[Records that describe figures]
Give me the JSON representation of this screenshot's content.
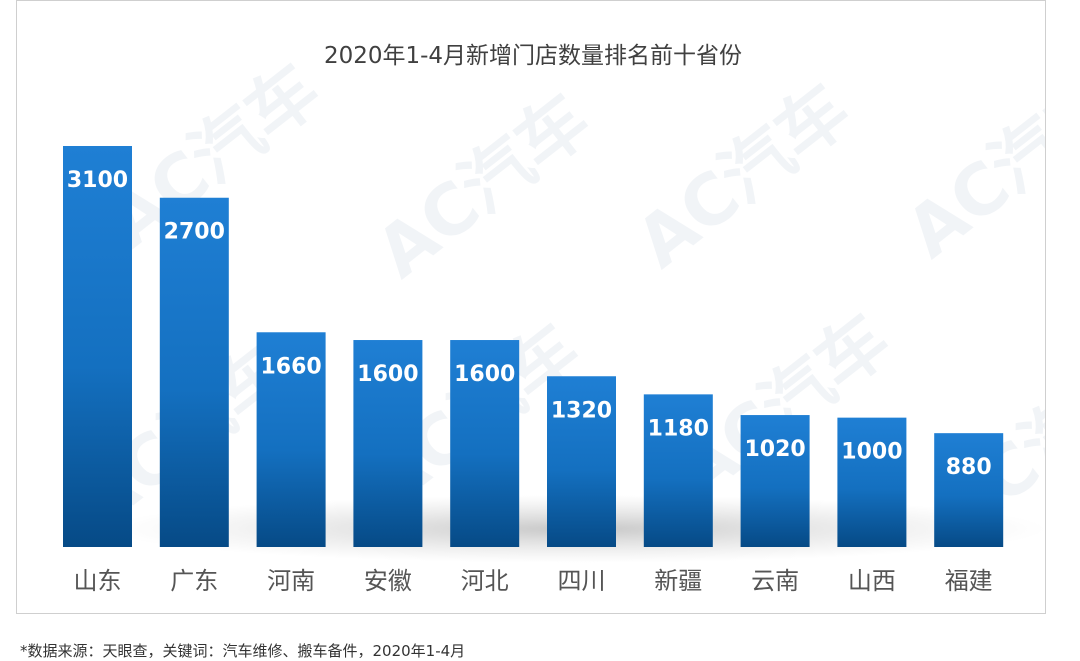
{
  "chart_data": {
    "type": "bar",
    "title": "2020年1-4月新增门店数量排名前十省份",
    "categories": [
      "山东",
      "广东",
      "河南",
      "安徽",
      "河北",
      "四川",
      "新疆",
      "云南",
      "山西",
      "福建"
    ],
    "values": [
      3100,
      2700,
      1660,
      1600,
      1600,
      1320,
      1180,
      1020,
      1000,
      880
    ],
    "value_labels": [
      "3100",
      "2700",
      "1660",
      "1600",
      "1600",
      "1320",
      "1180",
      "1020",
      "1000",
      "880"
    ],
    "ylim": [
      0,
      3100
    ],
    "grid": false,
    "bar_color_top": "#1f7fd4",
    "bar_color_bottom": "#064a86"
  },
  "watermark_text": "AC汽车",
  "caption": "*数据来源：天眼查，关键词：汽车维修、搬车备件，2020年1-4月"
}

What you have to do ->
Restate each of the entries above word for word and skip every image.

Answer to the task ->
Give me the JSON representation of this screenshot's content.
{
  "chart_data": {
    "type": "bar",
    "title": "2020年1-4月新增门店数量排名前十省份",
    "categories": [
      "山东",
      "广东",
      "河南",
      "安徽",
      "河北",
      "四川",
      "新疆",
      "云南",
      "山西",
      "福建"
    ],
    "values": [
      3100,
      2700,
      1660,
      1600,
      1600,
      1320,
      1180,
      1020,
      1000,
      880
    ],
    "value_labels": [
      "3100",
      "2700",
      "1660",
      "1600",
      "1600",
      "1320",
      "1180",
      "1020",
      "1000",
      "880"
    ],
    "ylim": [
      0,
      3100
    ],
    "grid": false,
    "bar_color_top": "#1f7fd4",
    "bar_color_bottom": "#064a86"
  },
  "watermark_text": "AC汽车",
  "caption": "*数据来源：天眼查，关键词：汽车维修、搬车备件，2020年1-4月"
}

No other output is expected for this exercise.